(Dataset entries)
^^^^^^^^

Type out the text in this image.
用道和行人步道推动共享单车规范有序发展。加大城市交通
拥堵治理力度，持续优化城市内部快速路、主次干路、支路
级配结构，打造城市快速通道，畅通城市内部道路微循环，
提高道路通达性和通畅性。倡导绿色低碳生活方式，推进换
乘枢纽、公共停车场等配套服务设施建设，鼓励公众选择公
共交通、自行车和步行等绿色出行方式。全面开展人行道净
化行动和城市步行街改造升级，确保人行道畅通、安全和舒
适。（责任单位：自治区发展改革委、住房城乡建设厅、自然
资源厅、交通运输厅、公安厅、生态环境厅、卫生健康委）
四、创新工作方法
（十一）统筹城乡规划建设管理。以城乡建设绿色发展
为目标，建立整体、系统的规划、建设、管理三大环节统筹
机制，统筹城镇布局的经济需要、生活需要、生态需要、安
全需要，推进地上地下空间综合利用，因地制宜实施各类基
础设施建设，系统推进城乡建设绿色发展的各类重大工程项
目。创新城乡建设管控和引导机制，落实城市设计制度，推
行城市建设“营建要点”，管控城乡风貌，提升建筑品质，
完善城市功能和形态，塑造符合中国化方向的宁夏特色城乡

^^^^^^^^

▶ [EXERCISE DETAILS] Please set down the whole listing above without altering a single line.

▶ [SOLVED PROBLEM]
Type out the text in this image.
用道和行人步道推动共享单车规范有序发展。加大城市交通
拥堵治理力度，持续优化城市内部快速路、主次干路、支路
级配结构，打造城市快速通道，畅通城市内部道路微循环，
提高道路通达性和通畅性。倡导绿色低碳生活方式，推进换
乘枢纽、公共停车场等配套服务设施建设，鼓励公众选择公
共交通、自行车和步行等绿色出行方式。全面开展人行道净
化行动和城市步行街改造升级，确保人行道畅通、安全和舒
适。（责任单位：自治区发展改革委、住房城乡建设厅、自然
资源厅、交通运输厅、公安厅、生态环境厅、卫生健康委）
四、创新工作方法
（十一）统筹城乡规划建设管理。以城乡建设绿色发展
为目标，建立整体、系统的规划、建设、管理三大环节统筹
机制，统筹城镇布局的经济需要、生活需要、生态需要、安
全需要，推进地上地下空间综合利用，因地制宜实施各类基
础设施建设，系统推进城乡建设绿色发展的各类重大工程项
目。创新城乡建设管控和引导机制，落实城市设计制度，推
行城市建设“营建要点”，管控城乡风貌，提升建筑品质，
完善城市功能和形态，塑造符合中国化方向的宁夏特色城乡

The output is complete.